> _Records provided_:

_ _ _ _

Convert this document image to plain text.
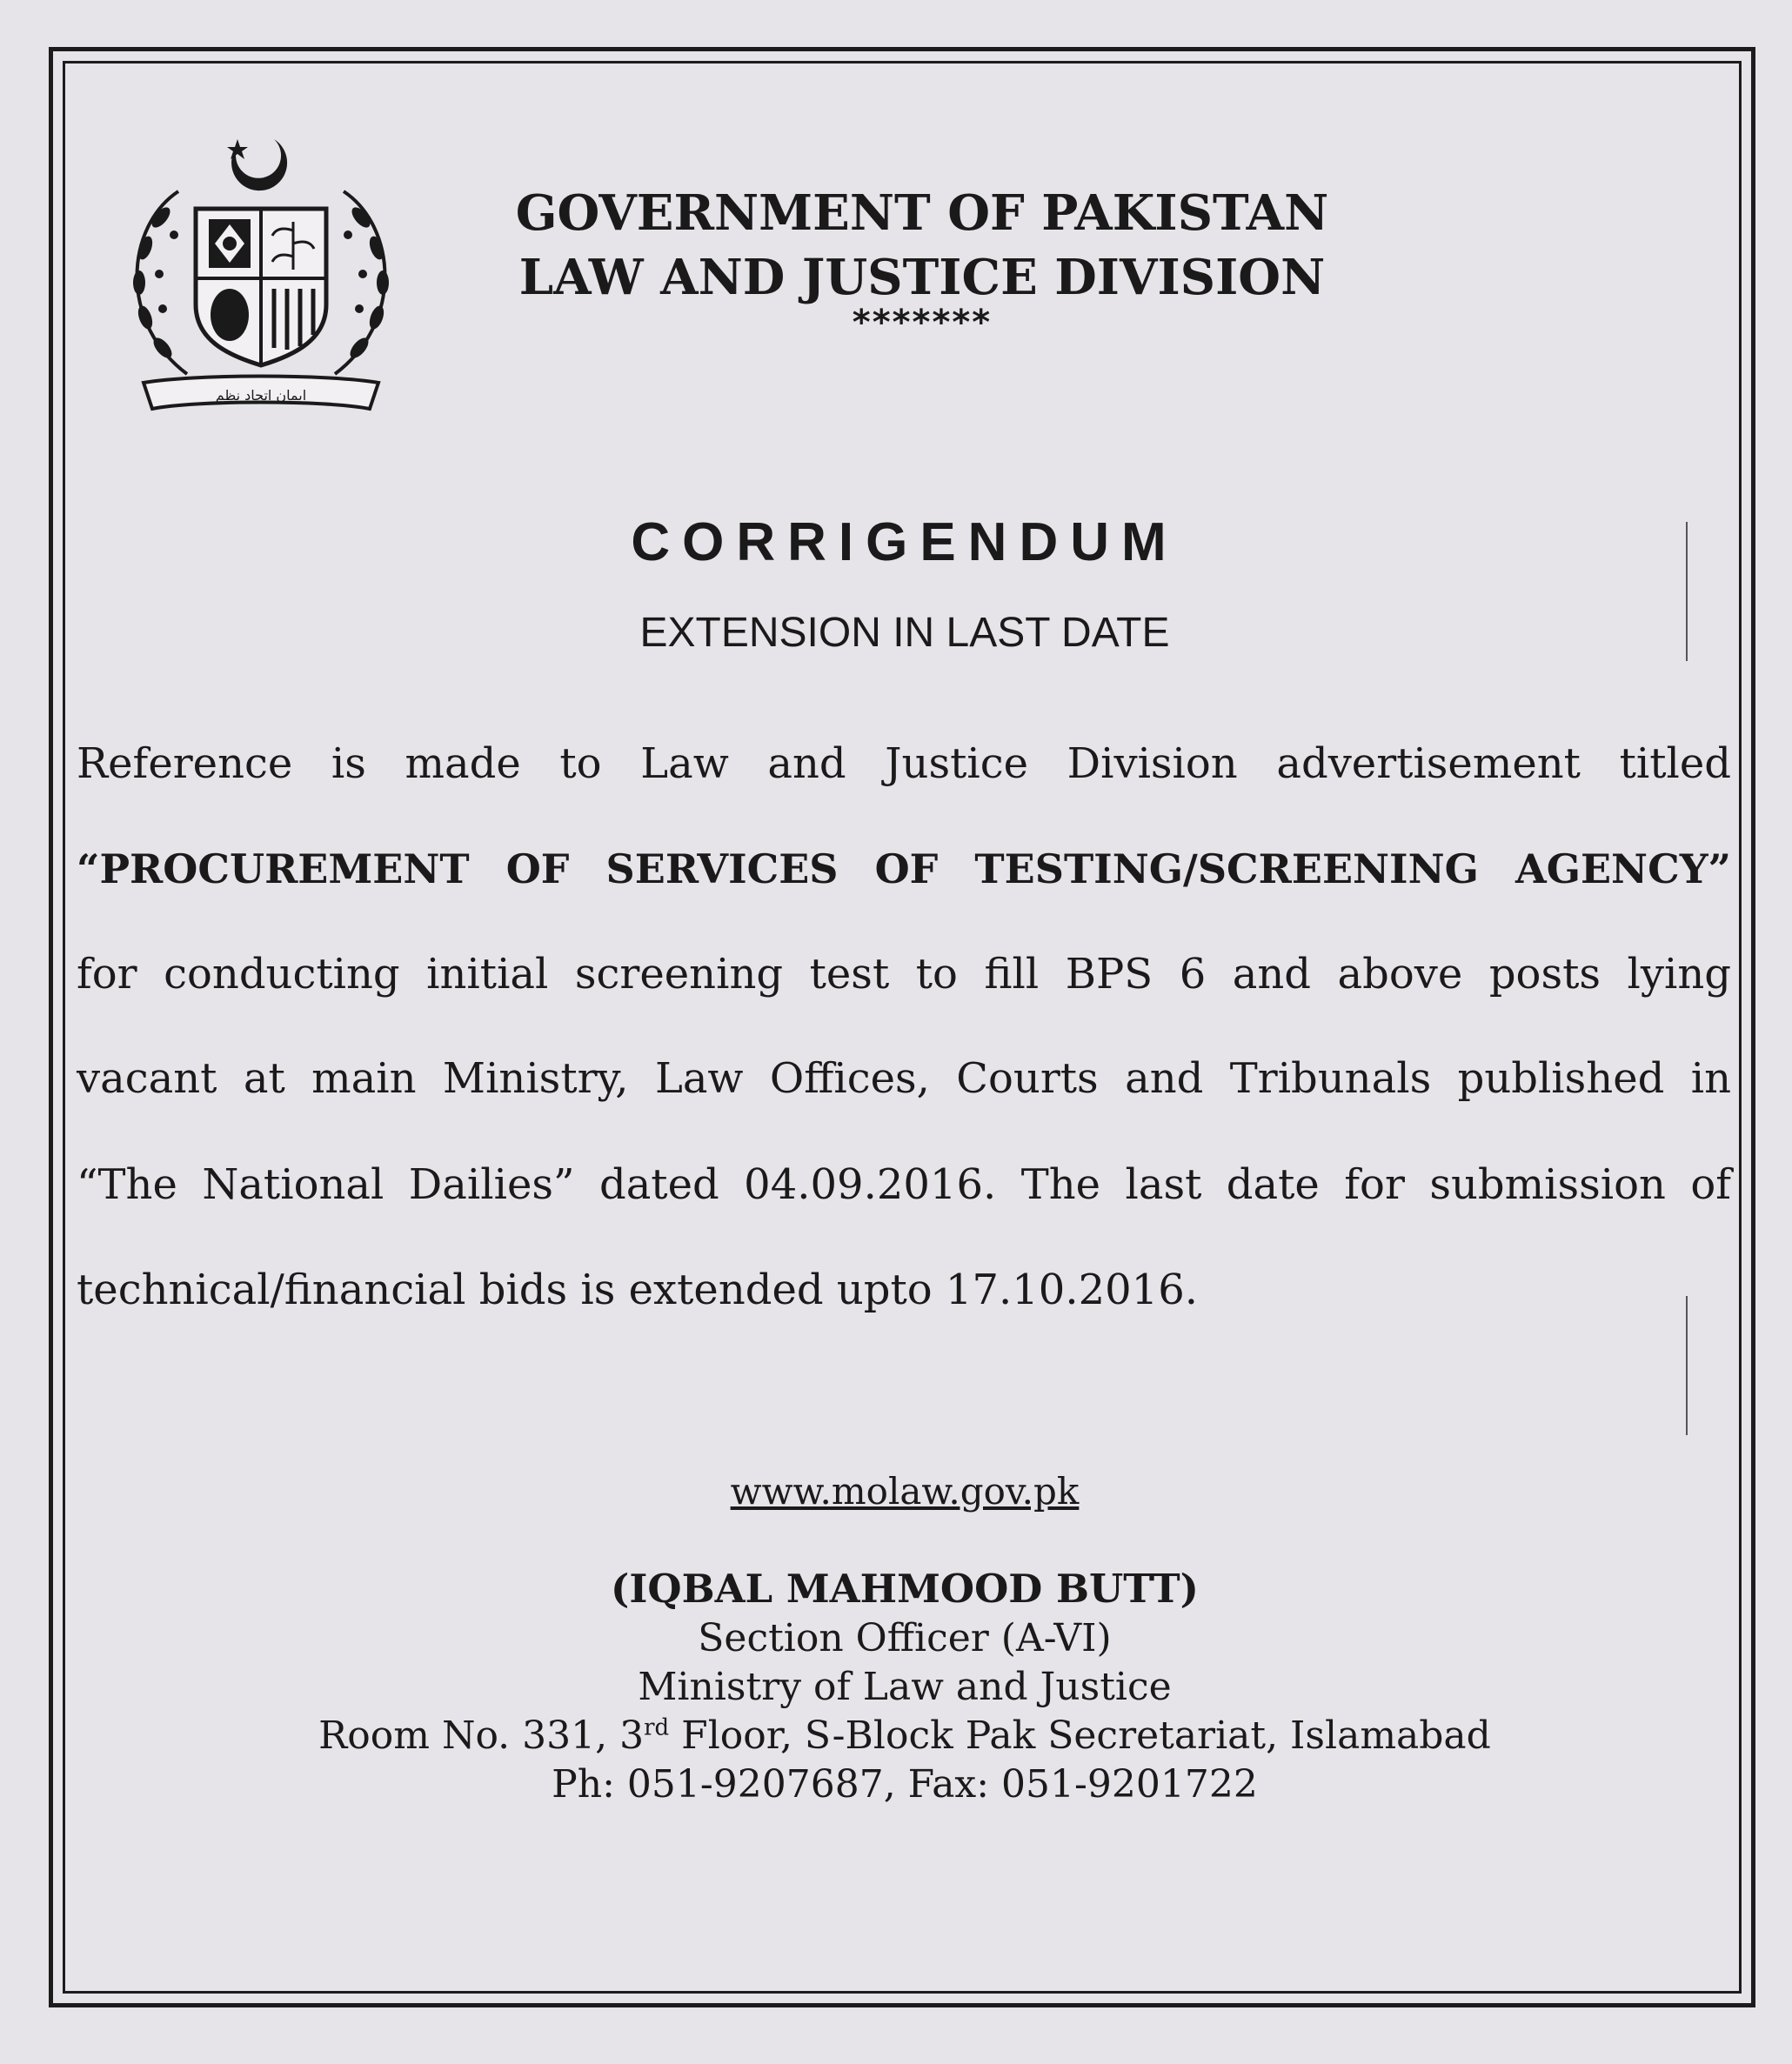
ایمان اتحاد نظم
GOVERNMENT OF PAKISTAN
LAW AND JUSTICE DIVISION
*******
CORRIGENDUM
EXTENSION IN LAST DATE
Reference is made to Law and Justice Division advertisement titled
“PROCUREMENT OF SERVICES OF TESTING/SCREENING AGENCY”
for conducting initial screening test to fill BPS 6 and above posts lying
vacant at main Ministry, Law Offices, Courts and Tribunals published in
“The National Dailies” dated 04.09.2016. The last date for submission of
technical/financial bids is extended upto 17.10.2016.
www.molaw.gov.pk
(IQBAL MAHMOOD BUTT)
Section Officer (A-VI)
Ministry of Law and Justice
Room No. 331, 3rd Floor, S-Block Pak Secretariat, Islamabad
Ph: 051-9207687, Fax: 051-9201722
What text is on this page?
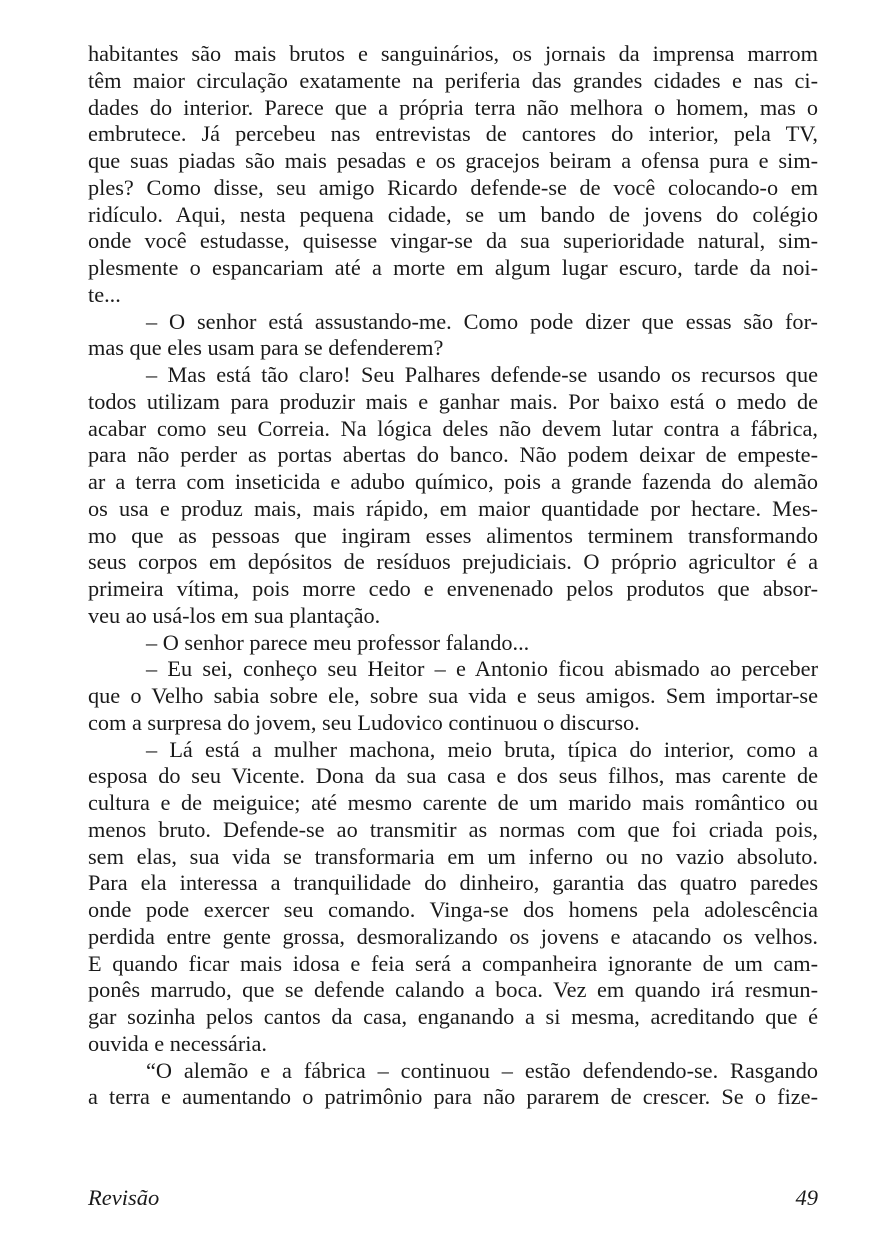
habitantes são mais brutos e sanguinários, os jornais da imprensa marrom
têm maior circulação exatamente na periferia das grandes cidades e nas ci-
dades do interior. Parece que a própria terra não melhora o homem, mas o
embrutece. Já percebeu nas entrevistas de cantores do interior, pela TV,
que suas piadas são mais pesadas e os gracejos beiram a ofensa pura e sim-
ples? Como disse, seu amigo Ricardo defende-se de você colocando-o em
ridículo. Aqui, nesta pequena cidade, se um bando de jovens do colégio
onde você estudasse, quisesse vingar-se da sua superioridade natural, sim-
plesmente o espancariam até a morte em algum lugar escuro, tarde da noi-
te...
– O senhor está assustando-me. Como pode dizer que essas são for-
mas que eles usam para se defenderem?
– Mas está tão claro! Seu Palhares defende-se usando os recursos que
todos utilizam para produzir mais e ganhar mais. Por baixo está o medo de
acabar como seu Correia. Na lógica deles não devem lutar contra a fábrica,
para não perder as portas abertas do banco. Não podem deixar de empeste-
ar a terra com inseticida e adubo químico, pois a grande fazenda do alemão
os usa e produz mais, mais rápido, em maior quantidade por hectare. Mes-
mo que as pessoas que ingiram esses alimentos terminem transformando
seus corpos em depósitos de resíduos prejudiciais. O próprio agricultor é a
primeira vítima, pois morre cedo e envenenado pelos produtos que absor-
veu ao usá-los em sua plantação.
– O senhor parece meu professor falando...
– Eu sei, conheço seu Heitor – e Antonio ficou abismado ao perceber
que o Velho sabia sobre ele, sobre sua vida e seus amigos. Sem importar-se
com a surpresa do jovem, seu Ludovico continuou o discurso.
– Lá está a mulher machona, meio bruta, típica do interior, como a
esposa do seu Vicente. Dona da sua casa e dos seus filhos, mas carente de
cultura e de meiguice; até mesmo carente de um marido mais romântico ou
menos bruto. Defende-se ao transmitir as normas com que foi criada pois,
sem elas, sua vida se transformaria em um inferno ou no vazio absoluto.
Para ela interessa a tranquilidade do dinheiro, garantia das quatro paredes
onde pode exercer seu comando. Vinga-se dos homens pela adolescência
perdida entre gente grossa, desmoralizando os jovens e atacando os velhos.
E quando ficar mais idosa e feia será a companheira ignorante de um cam-
ponês marrudo, que se defende calando a boca. Vez em quando irá resmun-
gar sozinha pelos cantos da casa, enganando a si mesma, acreditando que é
ouvida e necessária.
“O alemão e a fábrica – continuou – estão defendendo-se. Rasgando
a terra e aumentando o patrimônio para não pararem de crescer. Se o fize-
Revisão	49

_ _ _ _

> _Instruction_: Identify the lines of the data that contain the word "interior". Copy each of them.

> _Answer for this exercise_:
dades do interior. Parece que a própria terra não melhora o homem, mas o
embrutece. Já percebeu nas entrevistas de cantores do interior, pela TV,
– Lá está a mulher machona, meio bruta, típica do interior, como a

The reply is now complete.